**What this task involves**
Take each line that has the word "have" and return it.

═════ Provided records

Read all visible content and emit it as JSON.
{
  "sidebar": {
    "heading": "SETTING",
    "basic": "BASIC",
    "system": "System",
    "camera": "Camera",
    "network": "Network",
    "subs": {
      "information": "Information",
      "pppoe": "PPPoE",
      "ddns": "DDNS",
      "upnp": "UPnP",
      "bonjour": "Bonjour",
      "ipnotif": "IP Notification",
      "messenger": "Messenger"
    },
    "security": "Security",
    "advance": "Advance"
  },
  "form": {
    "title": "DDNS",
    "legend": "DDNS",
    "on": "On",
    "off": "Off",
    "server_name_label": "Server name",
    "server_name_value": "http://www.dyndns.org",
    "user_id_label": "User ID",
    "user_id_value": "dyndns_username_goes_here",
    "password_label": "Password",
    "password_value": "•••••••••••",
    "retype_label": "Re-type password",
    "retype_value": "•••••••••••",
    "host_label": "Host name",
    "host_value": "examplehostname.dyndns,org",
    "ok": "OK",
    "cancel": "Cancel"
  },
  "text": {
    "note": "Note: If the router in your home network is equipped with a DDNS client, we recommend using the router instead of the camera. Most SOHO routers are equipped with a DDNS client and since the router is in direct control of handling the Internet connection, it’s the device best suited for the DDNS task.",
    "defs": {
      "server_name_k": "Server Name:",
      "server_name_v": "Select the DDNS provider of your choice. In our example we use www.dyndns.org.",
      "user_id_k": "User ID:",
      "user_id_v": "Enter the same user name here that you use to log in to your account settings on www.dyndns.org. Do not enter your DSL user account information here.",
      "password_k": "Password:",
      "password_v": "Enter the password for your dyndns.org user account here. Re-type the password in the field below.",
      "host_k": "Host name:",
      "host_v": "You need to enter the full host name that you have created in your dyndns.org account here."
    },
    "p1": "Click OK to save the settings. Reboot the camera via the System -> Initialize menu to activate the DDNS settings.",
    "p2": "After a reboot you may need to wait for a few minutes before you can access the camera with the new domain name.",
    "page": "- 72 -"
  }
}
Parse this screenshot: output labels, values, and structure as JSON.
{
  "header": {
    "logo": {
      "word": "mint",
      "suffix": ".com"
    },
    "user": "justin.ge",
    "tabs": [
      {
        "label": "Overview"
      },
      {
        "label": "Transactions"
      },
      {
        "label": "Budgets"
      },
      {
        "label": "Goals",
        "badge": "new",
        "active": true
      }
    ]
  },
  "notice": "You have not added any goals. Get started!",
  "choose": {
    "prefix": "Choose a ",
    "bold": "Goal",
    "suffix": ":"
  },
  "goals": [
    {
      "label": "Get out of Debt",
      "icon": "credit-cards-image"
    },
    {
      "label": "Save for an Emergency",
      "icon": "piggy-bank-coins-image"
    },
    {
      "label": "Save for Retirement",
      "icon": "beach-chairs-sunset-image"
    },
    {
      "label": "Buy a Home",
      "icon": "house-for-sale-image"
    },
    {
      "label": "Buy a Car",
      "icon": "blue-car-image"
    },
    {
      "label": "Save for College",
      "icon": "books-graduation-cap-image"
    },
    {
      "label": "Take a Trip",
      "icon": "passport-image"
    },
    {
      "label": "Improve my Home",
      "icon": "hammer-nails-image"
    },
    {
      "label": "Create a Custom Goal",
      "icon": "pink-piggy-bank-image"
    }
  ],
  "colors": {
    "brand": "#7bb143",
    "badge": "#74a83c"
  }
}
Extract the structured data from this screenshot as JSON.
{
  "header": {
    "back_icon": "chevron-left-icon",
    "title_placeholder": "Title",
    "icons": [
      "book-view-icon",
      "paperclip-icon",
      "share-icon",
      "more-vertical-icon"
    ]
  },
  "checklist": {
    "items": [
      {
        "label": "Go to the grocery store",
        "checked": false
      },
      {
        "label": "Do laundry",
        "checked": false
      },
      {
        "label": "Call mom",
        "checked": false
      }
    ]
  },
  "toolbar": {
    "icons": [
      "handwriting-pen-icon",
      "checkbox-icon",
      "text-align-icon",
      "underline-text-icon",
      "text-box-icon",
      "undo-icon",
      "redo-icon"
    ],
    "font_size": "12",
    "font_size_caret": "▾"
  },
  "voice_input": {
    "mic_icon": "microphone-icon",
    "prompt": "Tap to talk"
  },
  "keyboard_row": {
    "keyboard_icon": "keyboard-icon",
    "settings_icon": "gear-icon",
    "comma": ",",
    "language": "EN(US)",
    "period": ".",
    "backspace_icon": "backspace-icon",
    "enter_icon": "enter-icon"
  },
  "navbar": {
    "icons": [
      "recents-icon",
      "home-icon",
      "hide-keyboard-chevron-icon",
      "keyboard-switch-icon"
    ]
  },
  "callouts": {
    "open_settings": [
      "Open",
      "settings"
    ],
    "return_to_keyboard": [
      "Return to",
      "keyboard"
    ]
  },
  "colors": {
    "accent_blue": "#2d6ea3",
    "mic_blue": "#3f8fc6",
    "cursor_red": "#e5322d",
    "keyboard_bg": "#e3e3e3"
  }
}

══════════
═════ Provided records

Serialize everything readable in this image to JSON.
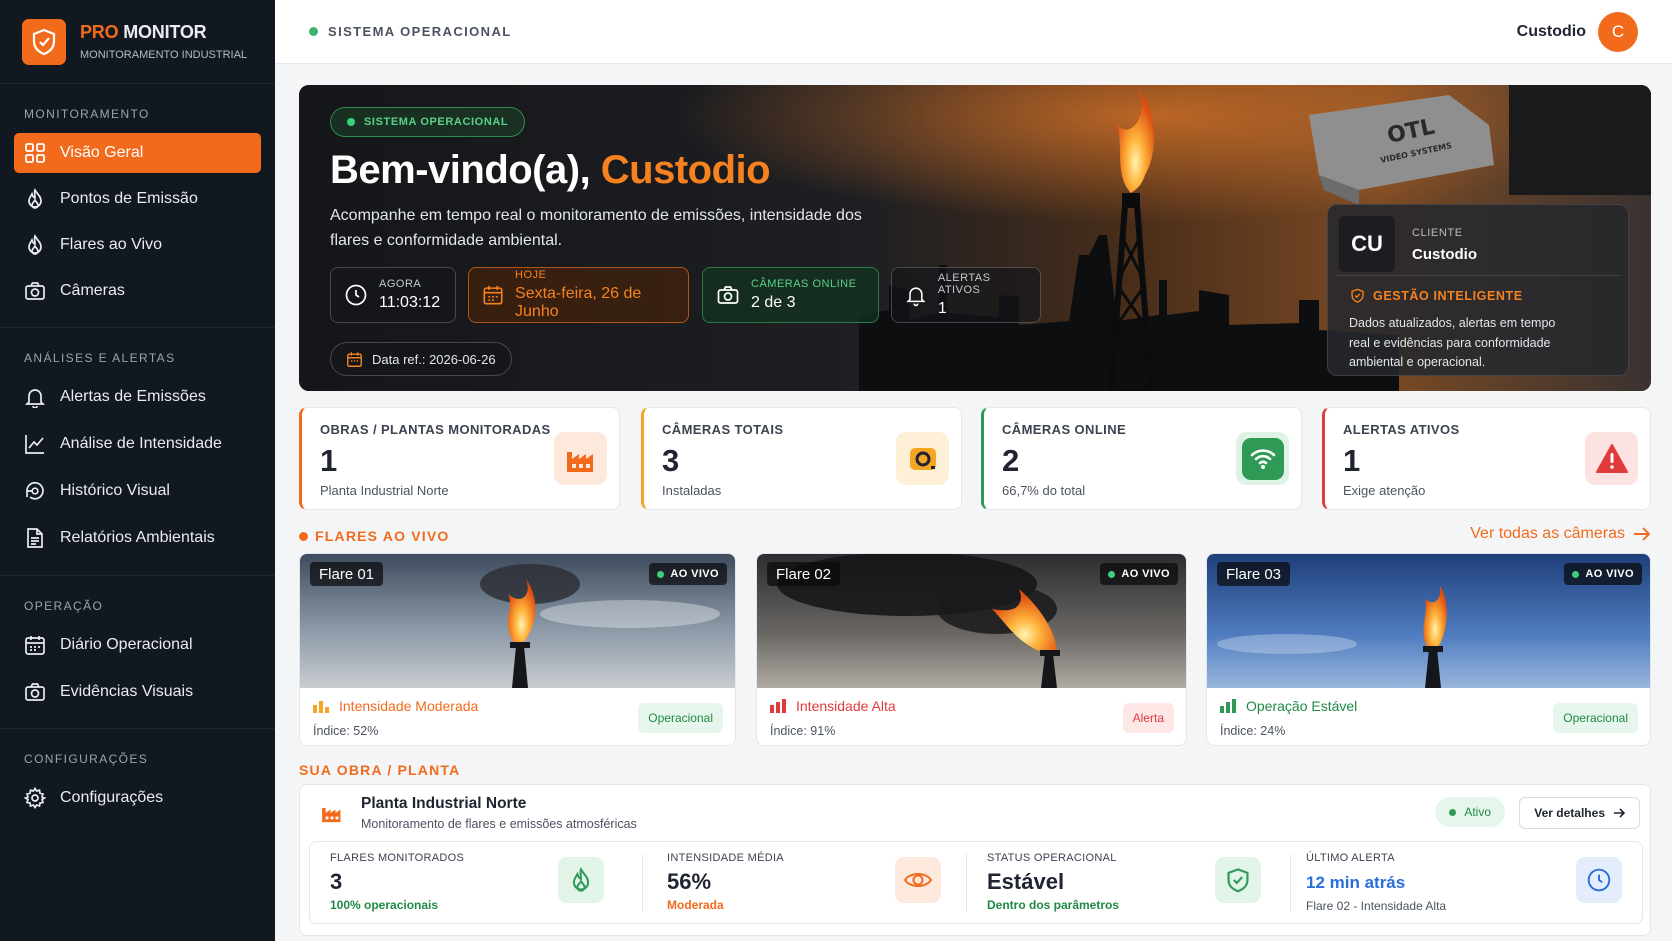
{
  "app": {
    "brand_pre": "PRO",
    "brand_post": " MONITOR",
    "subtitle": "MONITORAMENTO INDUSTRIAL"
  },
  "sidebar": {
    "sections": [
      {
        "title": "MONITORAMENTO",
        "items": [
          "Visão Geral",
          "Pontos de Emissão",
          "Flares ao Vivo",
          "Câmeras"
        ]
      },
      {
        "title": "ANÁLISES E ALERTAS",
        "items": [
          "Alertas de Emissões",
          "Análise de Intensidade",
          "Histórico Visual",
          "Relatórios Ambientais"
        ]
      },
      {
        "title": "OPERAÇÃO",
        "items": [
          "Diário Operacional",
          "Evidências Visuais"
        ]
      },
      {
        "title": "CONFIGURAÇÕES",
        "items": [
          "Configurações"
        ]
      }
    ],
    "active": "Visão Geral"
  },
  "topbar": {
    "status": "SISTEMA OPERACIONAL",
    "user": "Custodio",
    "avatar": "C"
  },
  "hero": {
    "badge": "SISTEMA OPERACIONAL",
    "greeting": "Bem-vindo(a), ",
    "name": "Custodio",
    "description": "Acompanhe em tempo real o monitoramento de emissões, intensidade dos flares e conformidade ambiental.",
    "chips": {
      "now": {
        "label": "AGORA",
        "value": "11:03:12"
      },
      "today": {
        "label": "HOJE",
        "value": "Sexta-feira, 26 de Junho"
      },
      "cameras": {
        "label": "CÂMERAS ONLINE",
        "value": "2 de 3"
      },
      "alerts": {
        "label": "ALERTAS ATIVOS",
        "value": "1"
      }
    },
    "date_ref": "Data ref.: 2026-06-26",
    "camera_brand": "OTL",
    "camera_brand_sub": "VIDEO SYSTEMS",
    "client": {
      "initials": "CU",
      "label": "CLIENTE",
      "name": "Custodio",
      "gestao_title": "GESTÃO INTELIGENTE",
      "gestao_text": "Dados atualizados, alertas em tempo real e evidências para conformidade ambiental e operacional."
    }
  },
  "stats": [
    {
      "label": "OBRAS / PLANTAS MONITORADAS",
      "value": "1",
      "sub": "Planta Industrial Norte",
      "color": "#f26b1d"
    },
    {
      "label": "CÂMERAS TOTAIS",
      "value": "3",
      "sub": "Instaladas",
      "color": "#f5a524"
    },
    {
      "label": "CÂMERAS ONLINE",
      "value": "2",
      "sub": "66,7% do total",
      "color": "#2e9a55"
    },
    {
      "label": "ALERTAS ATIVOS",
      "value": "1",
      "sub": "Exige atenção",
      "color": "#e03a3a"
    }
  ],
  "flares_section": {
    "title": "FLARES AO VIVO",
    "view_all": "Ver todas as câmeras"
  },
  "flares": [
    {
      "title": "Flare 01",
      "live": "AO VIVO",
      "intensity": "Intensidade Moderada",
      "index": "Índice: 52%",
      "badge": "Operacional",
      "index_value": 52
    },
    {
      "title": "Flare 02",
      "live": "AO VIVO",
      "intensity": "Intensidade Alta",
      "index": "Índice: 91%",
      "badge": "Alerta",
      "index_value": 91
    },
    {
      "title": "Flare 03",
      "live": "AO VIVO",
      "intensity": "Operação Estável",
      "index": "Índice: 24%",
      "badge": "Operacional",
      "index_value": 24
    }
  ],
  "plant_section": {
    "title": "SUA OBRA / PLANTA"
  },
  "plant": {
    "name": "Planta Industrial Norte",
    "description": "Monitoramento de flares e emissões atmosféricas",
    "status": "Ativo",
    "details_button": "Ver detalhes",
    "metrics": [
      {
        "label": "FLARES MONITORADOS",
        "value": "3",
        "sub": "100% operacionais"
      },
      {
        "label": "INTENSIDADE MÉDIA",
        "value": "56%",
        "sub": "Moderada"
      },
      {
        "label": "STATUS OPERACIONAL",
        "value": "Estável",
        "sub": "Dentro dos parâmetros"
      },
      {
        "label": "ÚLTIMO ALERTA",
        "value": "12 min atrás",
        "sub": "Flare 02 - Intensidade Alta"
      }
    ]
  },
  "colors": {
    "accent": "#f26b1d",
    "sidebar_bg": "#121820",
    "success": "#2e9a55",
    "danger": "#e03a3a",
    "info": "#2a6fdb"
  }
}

══════════

**Complete output**
      "host_v": "You need to enter the full host name that you have created in your dyndns.org account here."
  "notice": "You have not added any goals. Get started!",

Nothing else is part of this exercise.